[Items listed in a dataset]
•••

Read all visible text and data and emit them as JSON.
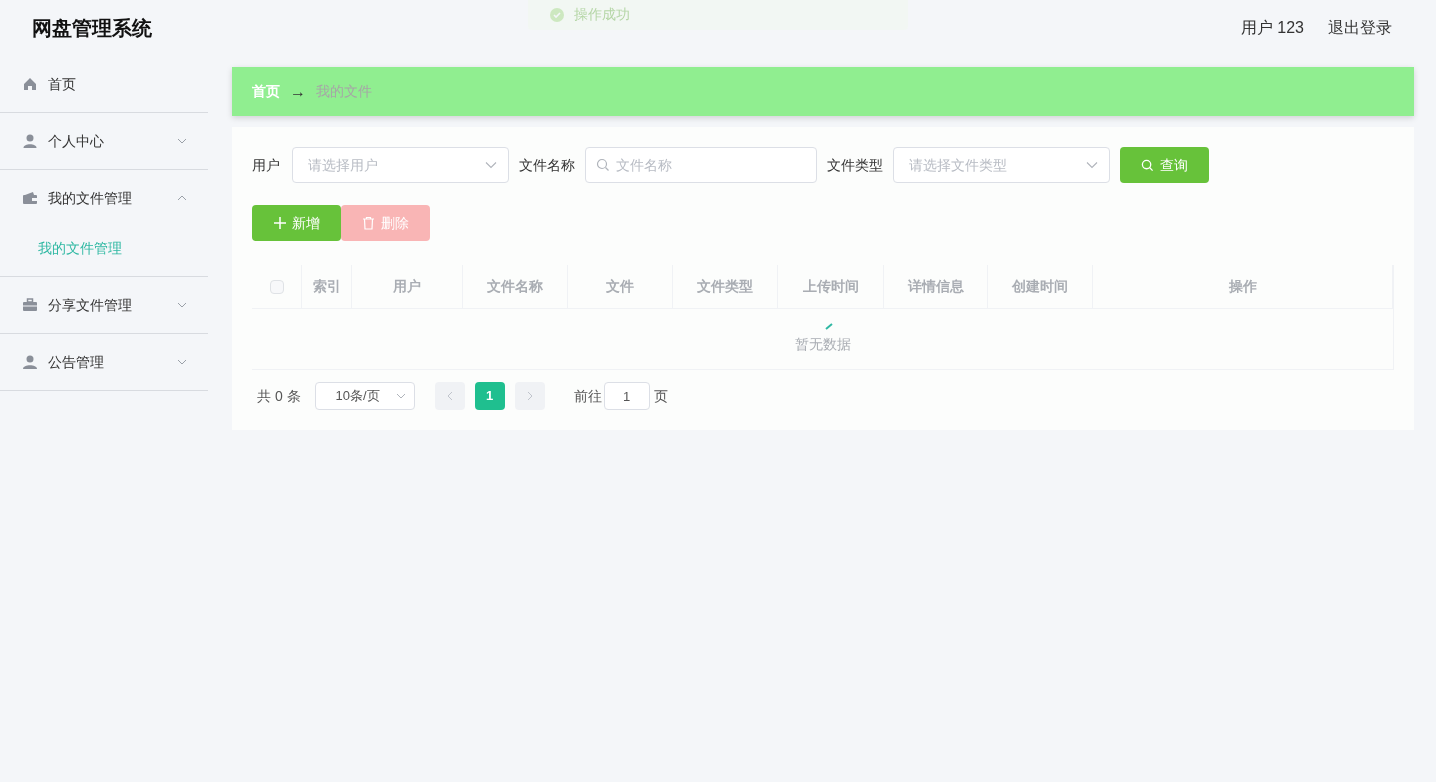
{
  "header": {
    "title": "网盘管理系统",
    "user": "用户 123",
    "logout": "退出登录"
  },
  "toast": {
    "message": "操作成功"
  },
  "sidebar": {
    "items": [
      {
        "label": "首页"
      },
      {
        "label": "个人中心",
        "expanded": false
      },
      {
        "label": "我的文件管理",
        "expanded": true,
        "children": [
          {
            "label": "我的文件管理",
            "selected": true
          }
        ]
      },
      {
        "label": "分享文件管理",
        "expanded": false
      },
      {
        "label": "公告管理",
        "expanded": false
      }
    ]
  },
  "breadcrumb": [
    {
      "label": "首页"
    },
    {
      "label": "我的文件"
    }
  ],
  "breadcrumb_separator": "→",
  "filters": [
    {
      "kind": "select",
      "label": "用户",
      "placeholder": "请选择用户"
    },
    {
      "kind": "search",
      "label": "文件名称",
      "placeholder": "文件名称"
    },
    {
      "kind": "select",
      "label": "文件类型",
      "placeholder": "请选择文件类型"
    }
  ],
  "query_button": "查询",
  "actions": [
    {
      "kind": "add",
      "label": "新增",
      "disabled": false
    },
    {
      "kind": "delete",
      "label": "删除",
      "disabled": true
    }
  ],
  "table": {
    "select_all_checked": false,
    "columns": [
      "索引",
      "用户",
      "文件名称",
      "文件",
      "文件类型",
      "上传时间",
      "详情信息",
      "创建时间",
      "操作"
    ],
    "empty_text": "暂无数据"
  },
  "pagination": {
    "total": "共 0 条",
    "page_size": "10条/页",
    "pages": [
      {
        "label": "1",
        "selected": true
      }
    ],
    "goto_label": "前往",
    "goto_value": "1",
    "goto_suffix": "页"
  }
}
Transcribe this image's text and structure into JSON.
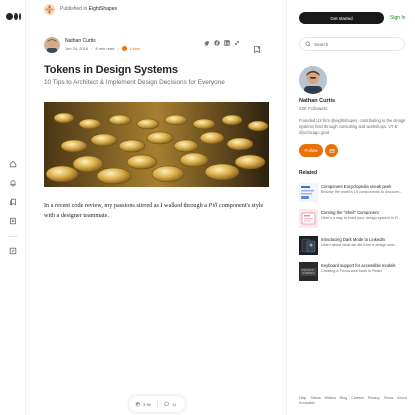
{
  "publication": {
    "prefix": "Published in",
    "name": "EightShapes"
  },
  "author": {
    "name": "Nathan Curtis",
    "date": "Jun 24, 2016",
    "sep": "·",
    "read_time": "8 min read",
    "listen_label": "Listen"
  },
  "article": {
    "title": "Tokens in Design Systems",
    "subtitle": "10 Tips to Architect & Implement Design Decisions for Everyone",
    "body_part1": "In a recent code review, my passions stirred as I walked through a ",
    "body_italic": "Pill",
    "body_part2": " component's style with a designer teammate."
  },
  "engagement": {
    "claps": "3.9K",
    "responses": "11"
  },
  "sidebar": {
    "get_started": "Get started",
    "sign_in": "Sign In",
    "search_placeholder": "Search",
    "profile_name": "Nathan Curtis",
    "followers": "22K Followers",
    "bio": "Founded UX firm @eightshapes, contributing to the design systems field through consulting and workshops. VT & @uchicago grad.",
    "follow_label": "Follow",
    "related_heading": "Related",
    "related": [
      {
        "title": "Component Encyclopedia sneak peek",
        "desc": "Browse the world's 10 components to discover..."
      },
      {
        "title": "Coming the \"Shell\" Component",
        "desc": "Here's a way to build your design system in Fi..."
      },
      {
        "title": "Introducing Dark Mode to LinkedIn",
        "desc": "Learn about what we did from a design and..."
      },
      {
        "title": "Keyboard support for accessible modals",
        "desc": "Creating a Focus lock hook in React"
      }
    ],
    "footer": [
      "Help",
      "Status",
      "Writers",
      "Blog",
      "Careers",
      "Privacy",
      "Terms",
      "About",
      "Knowable"
    ]
  },
  "colors": {
    "accent": "#e8710a",
    "sign_in": "#1a8917",
    "text": "#242424",
    "muted": "#6b6b6b"
  },
  "icons": {
    "rail": [
      "home-icon",
      "bell-icon",
      "bookmarks-icon",
      "stories-icon",
      "write-icon"
    ],
    "share": [
      "twitter-icon",
      "facebook-icon",
      "linkedin-icon",
      "link-icon"
    ]
  }
}
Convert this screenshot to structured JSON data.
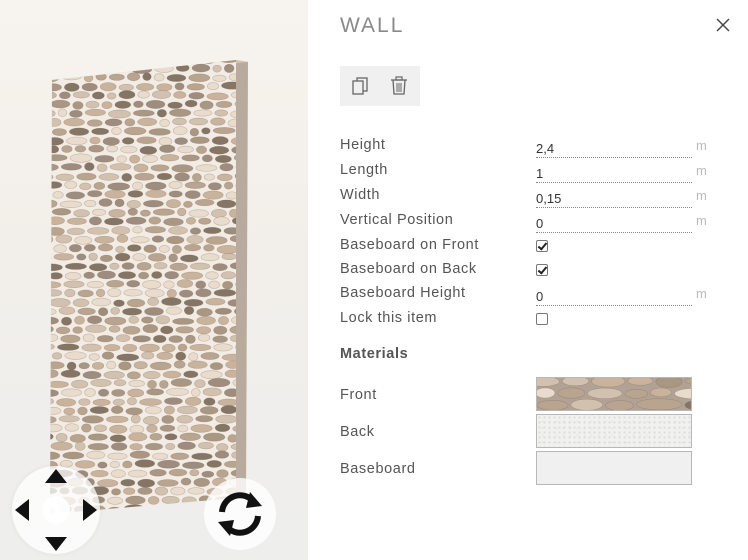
{
  "viewport": {
    "icons": [
      "pan-arrows-icon",
      "rotate-icon"
    ]
  },
  "panel": {
    "title": "WALL",
    "actions": [
      "copy-icon",
      "trash-icon"
    ],
    "properties": {
      "height": {
        "label": "Height",
        "value": "2,4",
        "unit": "m"
      },
      "length": {
        "label": "Length",
        "value": "1",
        "unit": "m"
      },
      "width": {
        "label": "Width",
        "value": "0,15",
        "unit": "m"
      },
      "vertical_position": {
        "label": "Vertical Position",
        "value": "0",
        "unit": "m"
      },
      "baseboard_front": {
        "label": "Baseboard on Front",
        "checked": true
      },
      "baseboard_back": {
        "label": "Baseboard on Back",
        "checked": true
      },
      "baseboard_height": {
        "label": "Baseboard Height",
        "value": "0",
        "unit": "m"
      },
      "lock_item": {
        "label": "Lock this item",
        "checked": false
      }
    },
    "materials": {
      "heading": "Materials",
      "front": {
        "label": "Front",
        "swatch": "stone"
      },
      "back": {
        "label": "Back",
        "swatch": "white-plaster"
      },
      "baseboard": {
        "label": "Baseboard",
        "swatch": "plain-light-gray"
      }
    }
  },
  "colors": {
    "stone_light": "#e9dccd",
    "stone_mid": "#b9a48f",
    "stone_dark": "#857565",
    "mortar": "#f4eee7",
    "text": "#555555",
    "unit": "#bbbbbb"
  }
}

•••

**Direction**
What count of lines in the listing contain the word "swatch"? Reply with the number only.

**Correct answer**
3